▸ **Opdrachten**
**1)** In welk jaar vertrok Jeanne Devos volgens het stuk over haar naar India?
**2)** Geef uit het stuk over Jeanne Devos letterlijk het deel terug dat begint bij "Jeanne Devos: 'Met" en eindigt bij "zette ze door.".

▸ **Pagina**
------------------------------
Jeanne Devos: 'Met de kracht van een verkracht meisje'

Wie twee prijzen op een rij krijgt, heeft plots veel vrienden en verwanten. Jeanne Devos heeft het in februari meegemaakt. Als missiezuster vertrok ze in 1963 naar India, maar haar sociaal en politiek engagement maakten haar allesbehalve populair. Zowel de Indiase clerus als de missionaire achterban zagen deze rustige maar vastberaden vrouw niet altijd zitten. Toch zette ze door.
En zie: na zevendertig jaar koppig doorzetten, kreeg Jeanne Devos zowel een eredoctoraat aan de Katholieke Universiteit Leuven als de Vredesprijs van Kerk en Leven. Allebei voor haar baanbrekend werk met dienstmeisjes en straatkinderen in Bombay. Een week nadat vriend en vijand ‘zuster Jeanne’ in de armen gesloten heeft, vragen wij haar hoe ze het volhoudt om zoveel jaren in de tegenstroom te staan.
------------------------------
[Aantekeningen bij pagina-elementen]
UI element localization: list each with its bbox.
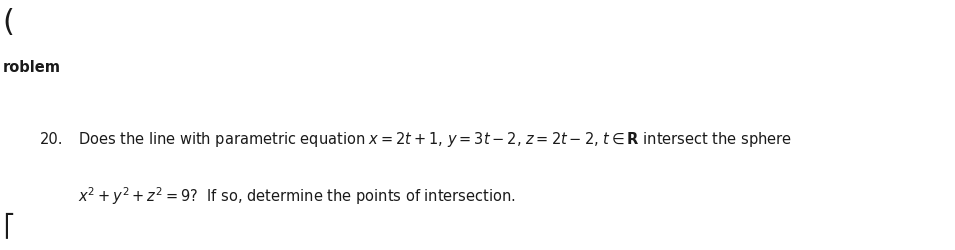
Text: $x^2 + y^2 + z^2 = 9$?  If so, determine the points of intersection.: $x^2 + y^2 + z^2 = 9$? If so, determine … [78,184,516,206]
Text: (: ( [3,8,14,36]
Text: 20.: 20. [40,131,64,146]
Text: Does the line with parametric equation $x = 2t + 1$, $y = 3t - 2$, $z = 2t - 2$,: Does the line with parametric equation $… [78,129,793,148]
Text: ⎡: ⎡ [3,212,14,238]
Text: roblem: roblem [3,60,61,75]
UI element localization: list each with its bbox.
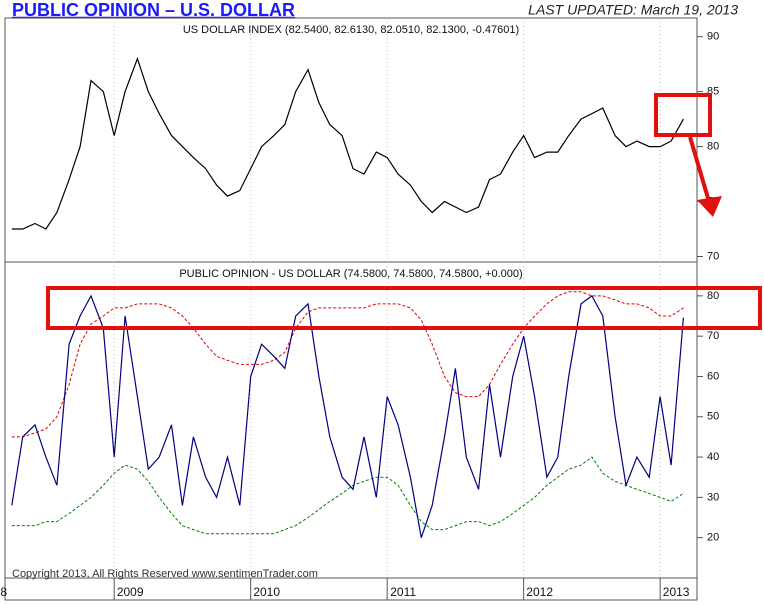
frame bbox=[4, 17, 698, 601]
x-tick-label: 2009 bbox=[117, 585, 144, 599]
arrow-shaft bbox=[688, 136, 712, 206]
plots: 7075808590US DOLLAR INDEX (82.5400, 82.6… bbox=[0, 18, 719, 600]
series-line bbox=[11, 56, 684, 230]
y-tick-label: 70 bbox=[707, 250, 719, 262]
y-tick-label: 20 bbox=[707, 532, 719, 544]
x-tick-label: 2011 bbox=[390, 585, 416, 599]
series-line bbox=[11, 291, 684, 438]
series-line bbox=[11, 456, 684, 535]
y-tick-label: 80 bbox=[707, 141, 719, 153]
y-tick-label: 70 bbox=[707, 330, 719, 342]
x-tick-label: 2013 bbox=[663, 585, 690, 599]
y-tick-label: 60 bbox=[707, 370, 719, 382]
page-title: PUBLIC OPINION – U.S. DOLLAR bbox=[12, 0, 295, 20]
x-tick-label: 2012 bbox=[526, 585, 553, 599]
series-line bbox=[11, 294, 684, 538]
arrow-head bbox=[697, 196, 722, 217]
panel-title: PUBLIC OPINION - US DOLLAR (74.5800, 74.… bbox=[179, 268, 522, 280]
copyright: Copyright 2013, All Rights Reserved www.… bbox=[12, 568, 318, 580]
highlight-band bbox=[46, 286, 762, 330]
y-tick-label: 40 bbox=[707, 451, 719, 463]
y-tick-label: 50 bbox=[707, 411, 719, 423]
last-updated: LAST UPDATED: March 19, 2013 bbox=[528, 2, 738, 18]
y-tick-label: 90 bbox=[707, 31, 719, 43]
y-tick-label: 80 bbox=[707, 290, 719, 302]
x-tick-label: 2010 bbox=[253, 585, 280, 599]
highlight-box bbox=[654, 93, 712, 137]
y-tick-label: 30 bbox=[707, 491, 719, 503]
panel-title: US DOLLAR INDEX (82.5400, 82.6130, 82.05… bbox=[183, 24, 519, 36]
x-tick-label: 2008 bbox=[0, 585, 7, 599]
------------------------------
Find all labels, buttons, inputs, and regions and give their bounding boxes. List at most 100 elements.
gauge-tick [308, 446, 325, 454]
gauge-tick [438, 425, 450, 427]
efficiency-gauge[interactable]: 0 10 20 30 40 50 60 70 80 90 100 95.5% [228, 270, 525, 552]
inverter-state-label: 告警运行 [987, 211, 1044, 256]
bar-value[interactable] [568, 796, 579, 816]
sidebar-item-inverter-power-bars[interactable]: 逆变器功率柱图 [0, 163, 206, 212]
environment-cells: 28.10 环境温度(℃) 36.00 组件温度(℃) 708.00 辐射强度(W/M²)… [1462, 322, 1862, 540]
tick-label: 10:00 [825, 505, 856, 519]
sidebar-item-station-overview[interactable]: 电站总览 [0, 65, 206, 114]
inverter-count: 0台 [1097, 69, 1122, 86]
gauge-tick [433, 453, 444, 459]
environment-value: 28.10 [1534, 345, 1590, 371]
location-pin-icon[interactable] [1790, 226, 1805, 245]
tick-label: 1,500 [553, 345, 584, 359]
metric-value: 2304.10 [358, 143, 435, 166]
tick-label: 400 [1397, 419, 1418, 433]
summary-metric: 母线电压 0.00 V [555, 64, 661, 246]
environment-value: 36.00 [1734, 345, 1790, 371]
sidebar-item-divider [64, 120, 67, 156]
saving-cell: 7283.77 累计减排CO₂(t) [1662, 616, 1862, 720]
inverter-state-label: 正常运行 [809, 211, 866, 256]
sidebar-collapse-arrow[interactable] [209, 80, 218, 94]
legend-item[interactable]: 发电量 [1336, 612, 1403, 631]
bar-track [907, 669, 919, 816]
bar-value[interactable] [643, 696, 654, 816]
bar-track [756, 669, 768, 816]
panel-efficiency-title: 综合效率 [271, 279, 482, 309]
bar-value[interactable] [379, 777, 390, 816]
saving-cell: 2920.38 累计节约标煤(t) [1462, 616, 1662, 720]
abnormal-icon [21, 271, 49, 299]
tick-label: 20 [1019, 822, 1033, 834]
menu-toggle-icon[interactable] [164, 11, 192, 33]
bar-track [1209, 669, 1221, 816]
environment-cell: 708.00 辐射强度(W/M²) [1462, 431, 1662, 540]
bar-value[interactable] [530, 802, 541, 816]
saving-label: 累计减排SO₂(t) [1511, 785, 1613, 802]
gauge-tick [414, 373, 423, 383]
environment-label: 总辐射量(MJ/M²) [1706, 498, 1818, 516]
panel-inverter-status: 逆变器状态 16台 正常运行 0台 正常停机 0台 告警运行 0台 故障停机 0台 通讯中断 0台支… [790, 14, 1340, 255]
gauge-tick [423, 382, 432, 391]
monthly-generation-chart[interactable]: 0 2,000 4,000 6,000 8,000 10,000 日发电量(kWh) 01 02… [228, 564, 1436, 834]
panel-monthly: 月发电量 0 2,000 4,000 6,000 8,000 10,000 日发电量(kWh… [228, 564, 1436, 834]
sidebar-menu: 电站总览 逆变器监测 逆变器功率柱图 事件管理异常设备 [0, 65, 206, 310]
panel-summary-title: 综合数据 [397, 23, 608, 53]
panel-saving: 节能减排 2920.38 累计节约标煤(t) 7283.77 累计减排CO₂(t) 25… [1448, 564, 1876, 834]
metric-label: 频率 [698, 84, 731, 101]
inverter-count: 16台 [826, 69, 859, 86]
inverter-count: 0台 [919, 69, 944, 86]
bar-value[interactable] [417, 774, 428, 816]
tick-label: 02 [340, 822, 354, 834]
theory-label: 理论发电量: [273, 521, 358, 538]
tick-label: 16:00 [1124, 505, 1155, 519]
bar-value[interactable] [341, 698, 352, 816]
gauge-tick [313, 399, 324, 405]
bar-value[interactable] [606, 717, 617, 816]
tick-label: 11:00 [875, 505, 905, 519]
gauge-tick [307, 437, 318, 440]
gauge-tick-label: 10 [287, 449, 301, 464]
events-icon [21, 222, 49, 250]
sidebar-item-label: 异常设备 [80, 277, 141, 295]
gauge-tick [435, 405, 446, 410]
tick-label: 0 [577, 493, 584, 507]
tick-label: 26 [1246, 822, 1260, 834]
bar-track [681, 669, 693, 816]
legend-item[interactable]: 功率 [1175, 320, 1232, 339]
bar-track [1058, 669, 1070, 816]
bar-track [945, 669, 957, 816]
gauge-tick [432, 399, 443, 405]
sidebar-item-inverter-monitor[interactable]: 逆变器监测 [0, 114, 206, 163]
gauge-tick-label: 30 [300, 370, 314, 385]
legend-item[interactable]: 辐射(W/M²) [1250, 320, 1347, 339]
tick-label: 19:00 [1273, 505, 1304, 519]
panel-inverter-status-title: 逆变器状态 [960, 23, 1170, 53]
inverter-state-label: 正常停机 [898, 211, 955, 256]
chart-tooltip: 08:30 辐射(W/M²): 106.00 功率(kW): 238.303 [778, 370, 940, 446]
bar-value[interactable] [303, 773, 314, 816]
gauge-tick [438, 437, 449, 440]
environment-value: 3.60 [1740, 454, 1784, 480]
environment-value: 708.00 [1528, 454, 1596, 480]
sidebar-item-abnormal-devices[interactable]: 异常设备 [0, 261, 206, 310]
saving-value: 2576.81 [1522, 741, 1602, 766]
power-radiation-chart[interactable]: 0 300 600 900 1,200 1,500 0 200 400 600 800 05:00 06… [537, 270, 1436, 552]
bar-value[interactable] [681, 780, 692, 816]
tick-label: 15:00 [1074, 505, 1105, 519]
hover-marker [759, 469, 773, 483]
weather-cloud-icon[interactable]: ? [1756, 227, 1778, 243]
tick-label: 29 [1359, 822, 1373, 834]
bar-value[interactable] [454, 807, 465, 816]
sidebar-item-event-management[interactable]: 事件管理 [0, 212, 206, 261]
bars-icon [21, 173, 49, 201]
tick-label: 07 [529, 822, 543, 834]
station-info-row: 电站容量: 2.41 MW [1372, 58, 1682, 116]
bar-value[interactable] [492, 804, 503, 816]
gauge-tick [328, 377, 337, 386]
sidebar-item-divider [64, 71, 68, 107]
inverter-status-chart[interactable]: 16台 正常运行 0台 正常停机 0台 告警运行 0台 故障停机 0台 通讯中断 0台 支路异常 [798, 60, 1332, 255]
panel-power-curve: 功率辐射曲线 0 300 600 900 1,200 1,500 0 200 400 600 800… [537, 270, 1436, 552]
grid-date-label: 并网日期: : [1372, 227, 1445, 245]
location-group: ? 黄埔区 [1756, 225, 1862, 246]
------------------------------
▸ **Antwoorden**
**1)** In 1963.

**2)**
Jeanne Devos: 'Met de kracht van een verkracht meisje'

Wie twee prijzen op een rij krijgt, heeft plots veel vrienden en verwanten. Jeanne Devos heeft het in februari meegemaakt. Als missiezuster vertrok ze in 1963 naar India, maar haar sociaal en politiek engagement maakten haar allesbehalve populair. Zowel de Indiase clerus als de missionaire achterban zagen deze rustige maar vastberaden vrouw niet altijd zitten. Toch zette ze door.